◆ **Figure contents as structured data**
▼

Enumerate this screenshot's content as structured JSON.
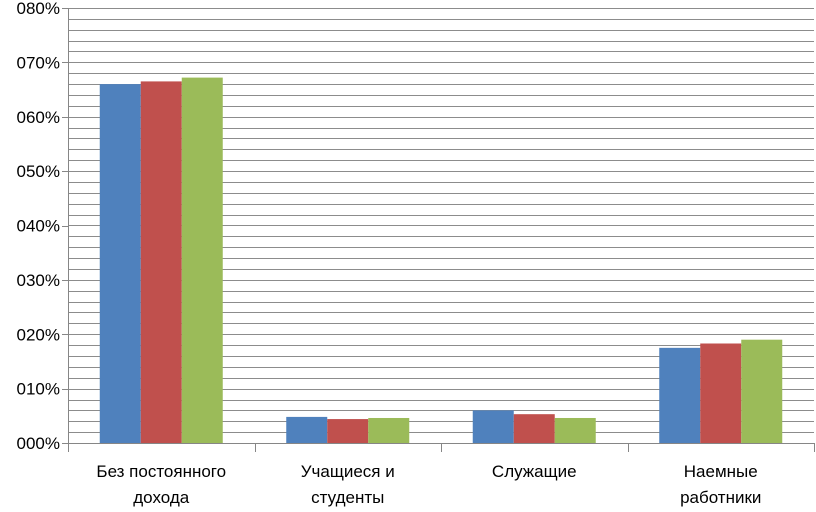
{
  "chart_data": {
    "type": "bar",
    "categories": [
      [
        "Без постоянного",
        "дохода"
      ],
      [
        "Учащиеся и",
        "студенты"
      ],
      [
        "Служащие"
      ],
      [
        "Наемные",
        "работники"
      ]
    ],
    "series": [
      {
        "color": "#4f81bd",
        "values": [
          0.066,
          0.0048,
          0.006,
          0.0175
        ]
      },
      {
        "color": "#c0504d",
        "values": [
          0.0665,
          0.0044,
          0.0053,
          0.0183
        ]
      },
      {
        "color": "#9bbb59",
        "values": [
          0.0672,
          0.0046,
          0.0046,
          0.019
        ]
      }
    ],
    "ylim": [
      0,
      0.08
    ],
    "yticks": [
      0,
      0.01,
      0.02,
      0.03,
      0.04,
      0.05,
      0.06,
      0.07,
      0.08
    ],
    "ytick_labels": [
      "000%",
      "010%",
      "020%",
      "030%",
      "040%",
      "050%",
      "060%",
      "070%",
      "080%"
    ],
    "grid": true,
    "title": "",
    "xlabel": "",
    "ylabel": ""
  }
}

▲

Every entry must be written out exactly, with all pictures left out.

Enumerate this screenshot's content as structured JSON.
{
  "chart_data": {
    "type": "bar",
    "categories": [
      [
        "Без постоянного",
        "дохода"
      ],
      [
        "Учащиеся и",
        "студенты"
      ],
      [
        "Служащие"
      ],
      [
        "Наемные",
        "работники"
      ]
    ],
    "series": [
      {
        "color": "#4f81bd",
        "values": [
          0.066,
          0.0048,
          0.006,
          0.0175
        ]
      },
      {
        "color": "#c0504d",
        "values": [
          0.0665,
          0.0044,
          0.0053,
          0.0183
        ]
      },
      {
        "color": "#9bbb59",
        "values": [
          0.0672,
          0.0046,
          0.0046,
          0.019
        ]
      }
    ],
    "ylim": [
      0,
      0.08
    ],
    "yticks": [
      0,
      0.01,
      0.02,
      0.03,
      0.04,
      0.05,
      0.06,
      0.07,
      0.08
    ],
    "ytick_labels": [
      "000%",
      "010%",
      "020%",
      "030%",
      "040%",
      "050%",
      "060%",
      "070%",
      "080%"
    ],
    "grid": true,
    "title": "",
    "xlabel": "",
    "ylabel": ""
  }
}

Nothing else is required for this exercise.